## RECORDS FOR PROCESSING

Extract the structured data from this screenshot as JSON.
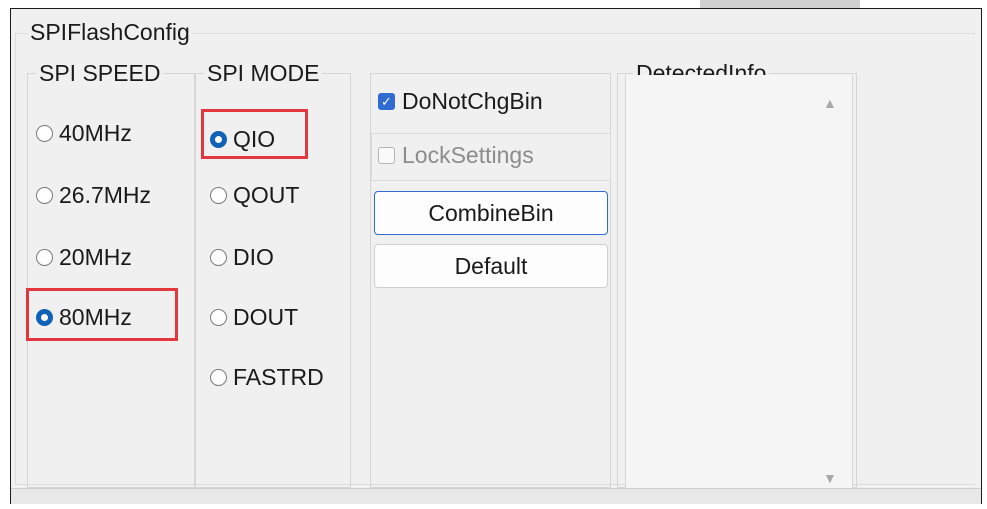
{
  "group": {
    "title": "SPIFlashConfig"
  },
  "spi_speed": {
    "title": "SPI SPEED",
    "options": [
      {
        "label": "40MHz",
        "selected": false
      },
      {
        "label": "26.7MHz",
        "selected": false
      },
      {
        "label": "20MHz",
        "selected": false
      },
      {
        "label": "80MHz",
        "selected": true
      }
    ]
  },
  "spi_mode": {
    "title": "SPI MODE",
    "options": [
      {
        "label": "QIO",
        "selected": true
      },
      {
        "label": "QOUT",
        "selected": false
      },
      {
        "label": "DIO",
        "selected": false
      },
      {
        "label": "DOUT",
        "selected": false
      },
      {
        "label": "FASTRD",
        "selected": false
      }
    ]
  },
  "options": {
    "do_not_chg_bin": {
      "label": "DoNotChgBin",
      "checked": true
    },
    "lock_settings": {
      "label": "LockSettings",
      "checked": false,
      "disabled": true
    },
    "combine_bin_label": "CombineBin",
    "default_label": "Default"
  },
  "detected_info": {
    "title": "DetectedInfo"
  },
  "icons": {
    "scroll_up": "scroll-up-arrow-icon",
    "scroll_down": "scroll-down-arrow-icon",
    "checkmark": "checkmark-icon"
  },
  "colors": {
    "radio_selected": "#0f62b5",
    "checkbox_checked": "#2f6bd1",
    "highlight": "#e0383e"
  }
}
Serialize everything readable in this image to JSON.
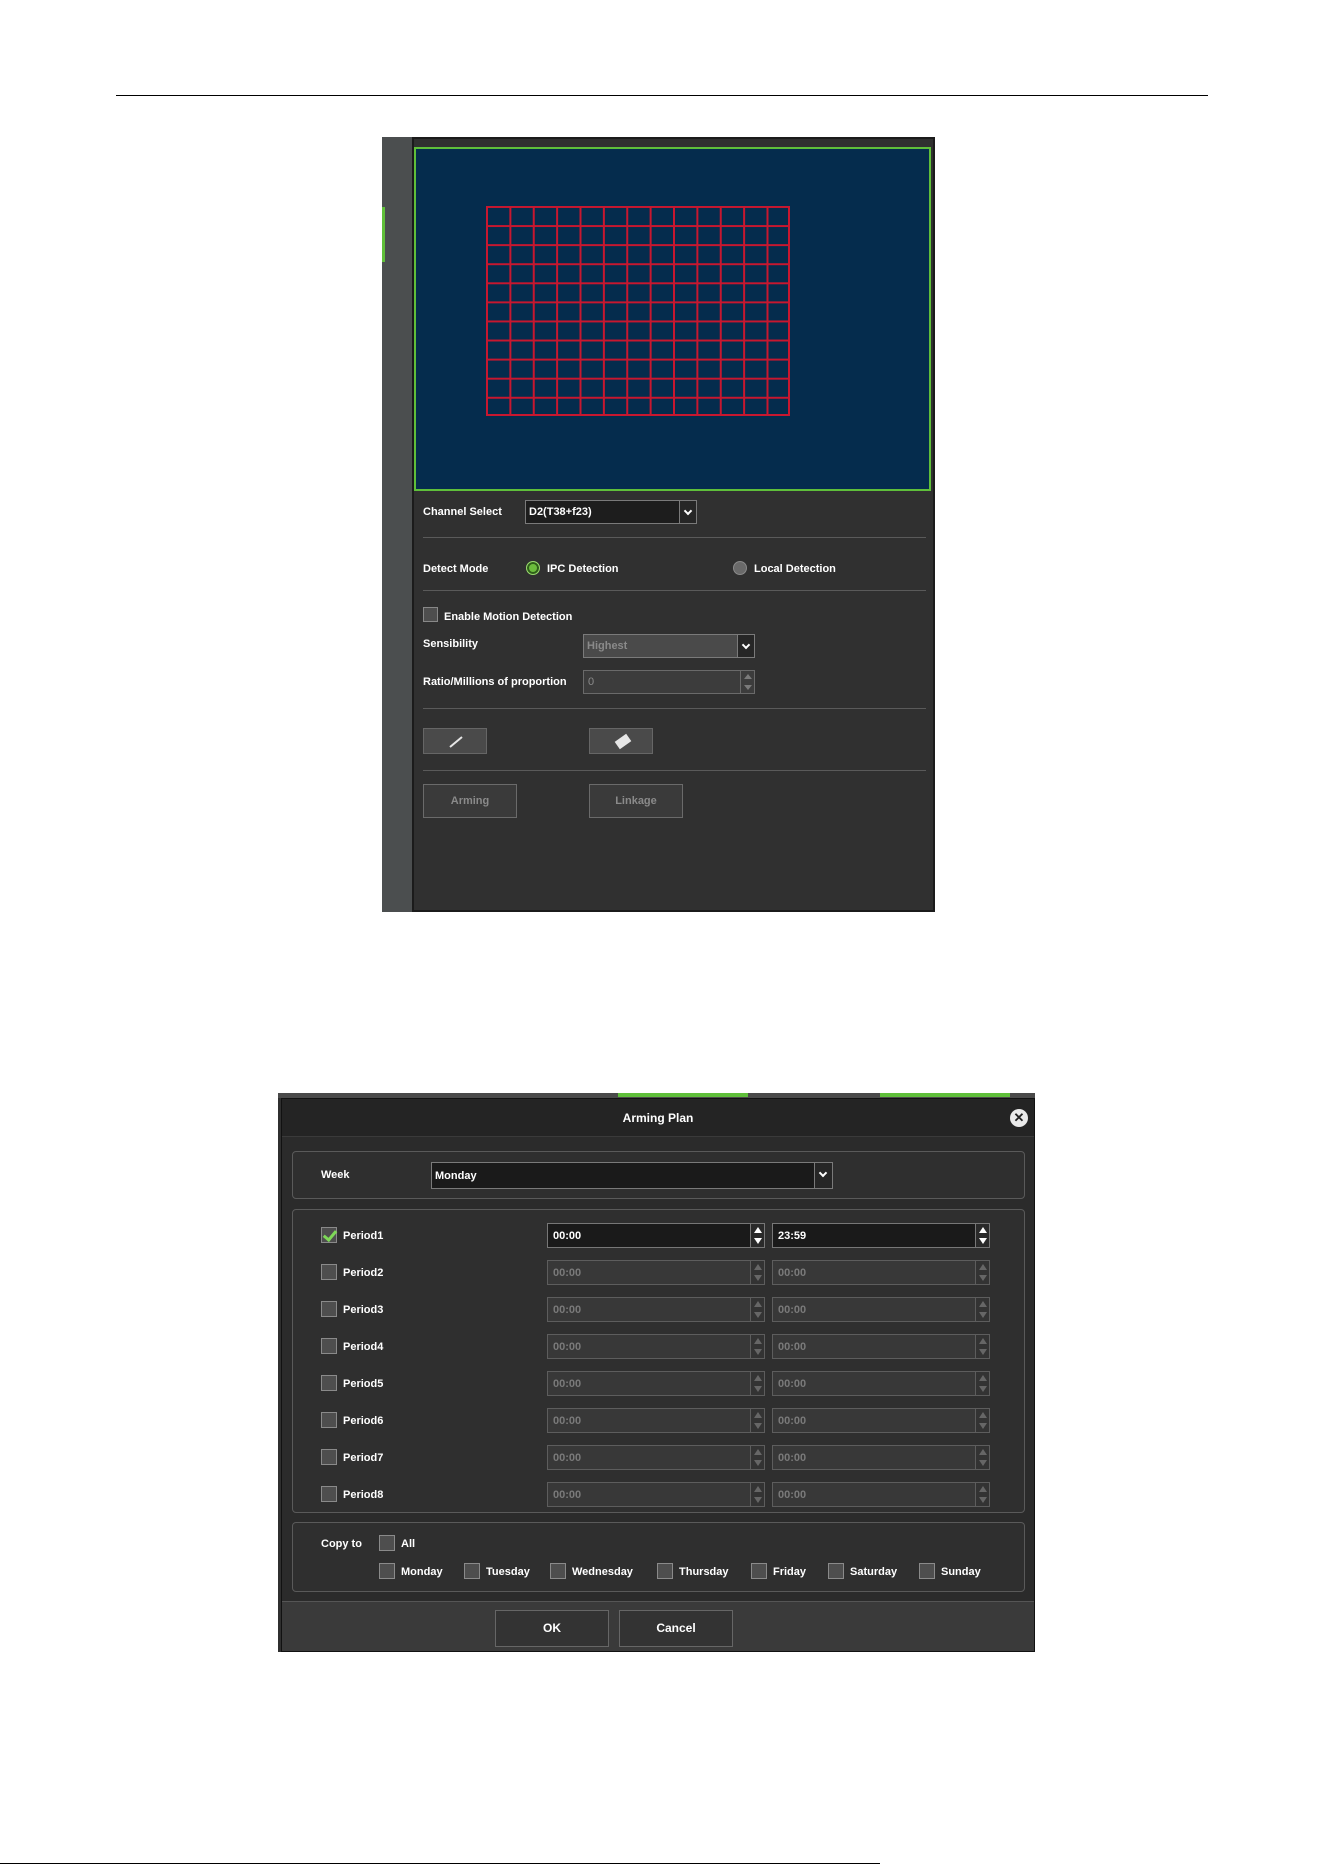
{
  "motion": {
    "channel_select_label": "Channel Select",
    "channel_value": "D2(T38+f23)",
    "detect_mode_label": "Detect Mode",
    "mode_ipc": "IPC Detection",
    "mode_local": "Local Detection",
    "enable_label": "Enable Motion Detection",
    "sensibility_label": "Sensibility",
    "sensibility_value": "Highest",
    "ratio_label": "Ratio/Millions of proportion",
    "ratio_value": "0",
    "arming_label": "Arming",
    "linkage_label": "Linkage",
    "icons": [
      "pencil-icon",
      "eraser-icon"
    ],
    "colors": {
      "video_bg": "#052c4d",
      "grid": "#c8172f",
      "accent": "#5fbf3a"
    }
  },
  "arming_plan": {
    "title": "Arming Plan",
    "week_label": "Week",
    "week_value": "Monday",
    "periods": [
      {
        "label": "Period1",
        "checked": true,
        "start": "00:00",
        "end": "23:59"
      },
      {
        "label": "Period2",
        "checked": false,
        "start": "00:00",
        "end": "00:00"
      },
      {
        "label": "Period3",
        "checked": false,
        "start": "00:00",
        "end": "00:00"
      },
      {
        "label": "Period4",
        "checked": false,
        "start": "00:00",
        "end": "00:00"
      },
      {
        "label": "Period5",
        "checked": false,
        "start": "00:00",
        "end": "00:00"
      },
      {
        "label": "Period6",
        "checked": false,
        "start": "00:00",
        "end": "00:00"
      },
      {
        "label": "Period7",
        "checked": false,
        "start": "00:00",
        "end": "00:00"
      },
      {
        "label": "Period8",
        "checked": false,
        "start": "00:00",
        "end": "00:00"
      }
    ],
    "copy_to_label": "Copy to",
    "all_label": "All",
    "days": [
      "Monday",
      "Tuesday",
      "Wednesday",
      "Thursday",
      "Friday",
      "Saturday",
      "Sunday"
    ],
    "ok_label": "OK",
    "cancel_label": "Cancel"
  }
}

## TASK DETAILS
Take the data above and repeat it exactly, leaving each picture out.

## TASK OUTPUT
Extract the structured data from this screenshot as JSON.
{
  "group": {
    "title": "SPIFlashConfig"
  },
  "spi_speed": {
    "title": "SPI SPEED",
    "options": [
      {
        "label": "40MHz",
        "selected": false
      },
      {
        "label": "26.7MHz",
        "selected": false
      },
      {
        "label": "20MHz",
        "selected": false
      },
      {
        "label": "80MHz",
        "selected": true
      }
    ]
  },
  "spi_mode": {
    "title": "SPI MODE",
    "options": [
      {
        "label": "QIO",
        "selected": true
      },
      {
        "label": "QOUT",
        "selected": false
      },
      {
        "label": "DIO",
        "selected": false
      },
      {
        "label": "DOUT",
        "selected": false
      },
      {
        "label": "FASTRD",
        "selected": false
      }
    ]
  },
  "options": {
    "do_not_chg_bin": {
      "label": "DoNotChgBin",
      "checked": true
    },
    "lock_settings": {
      "label": "LockSettings",
      "checked": false,
      "disabled": true
    },
    "combine_bin_label": "CombineBin",
    "default_label": "Default"
  },
  "detected_info": {
    "title": "DetectedInfo"
  },
  "icons": {
    "scroll_up": "scroll-up-arrow-icon",
    "scroll_down": "scroll-down-arrow-icon",
    "checkmark": "checkmark-icon"
  },
  "colors": {
    "radio_selected": "#0f62b5",
    "checkbox_checked": "#2f6bd1",
    "highlight": "#e0383e"
  }
}
Serialize everything readable in this image to JSON.
{
  "motion": {
    "channel_select_label": "Channel Select",
    "channel_value": "D2(T38+f23)",
    "detect_mode_label": "Detect Mode",
    "mode_ipc": "IPC Detection",
    "mode_local": "Local Detection",
    "enable_label": "Enable Motion Detection",
    "sensibility_label": "Sensibility",
    "sensibility_value": "Highest",
    "ratio_label": "Ratio/Millions of proportion",
    "ratio_value": "0",
    "arming_label": "Arming",
    "linkage_label": "Linkage",
    "icons": [
      "pencil-icon",
      "eraser-icon"
    ],
    "colors": {
      "video_bg": "#052c4d",
      "grid": "#c8172f",
      "accent": "#5fbf3a"
    }
  },
  "arming_plan": {
    "title": "Arming Plan",
    "week_label": "Week",
    "week_value": "Monday",
    "periods": [
      {
        "label": "Period1",
        "checked": true,
        "start": "00:00",
        "end": "23:59"
      },
      {
        "label": "Period2",
        "checked": false,
        "start": "00:00",
        "end": "00:00"
      },
      {
        "label": "Period3",
        "checked": false,
        "start": "00:00",
        "end": "00:00"
      },
      {
        "label": "Period4",
        "checked": false,
        "start": "00:00",
        "end": "00:00"
      },
      {
        "label": "Period5",
        "checked": false,
        "start": "00:00",
        "end": "00:00"
      },
      {
        "label": "Period6",
        "checked": false,
        "start": "00:00",
        "end": "00:00"
      },
      {
        "label": "Period7",
        "checked": false,
        "start": "00:00",
        "end": "00:00"
      },
      {
        "label": "Period8",
        "checked": false,
        "start": "00:00",
        "end": "00:00"
      }
    ],
    "copy_to_label": "Copy to",
    "all_label": "All",
    "days": [
      "Monday",
      "Tuesday",
      "Wednesday",
      "Thursday",
      "Friday",
      "Saturday",
      "Sunday"
    ],
    "ok_label": "OK",
    "cancel_label": "Cancel"
  }
}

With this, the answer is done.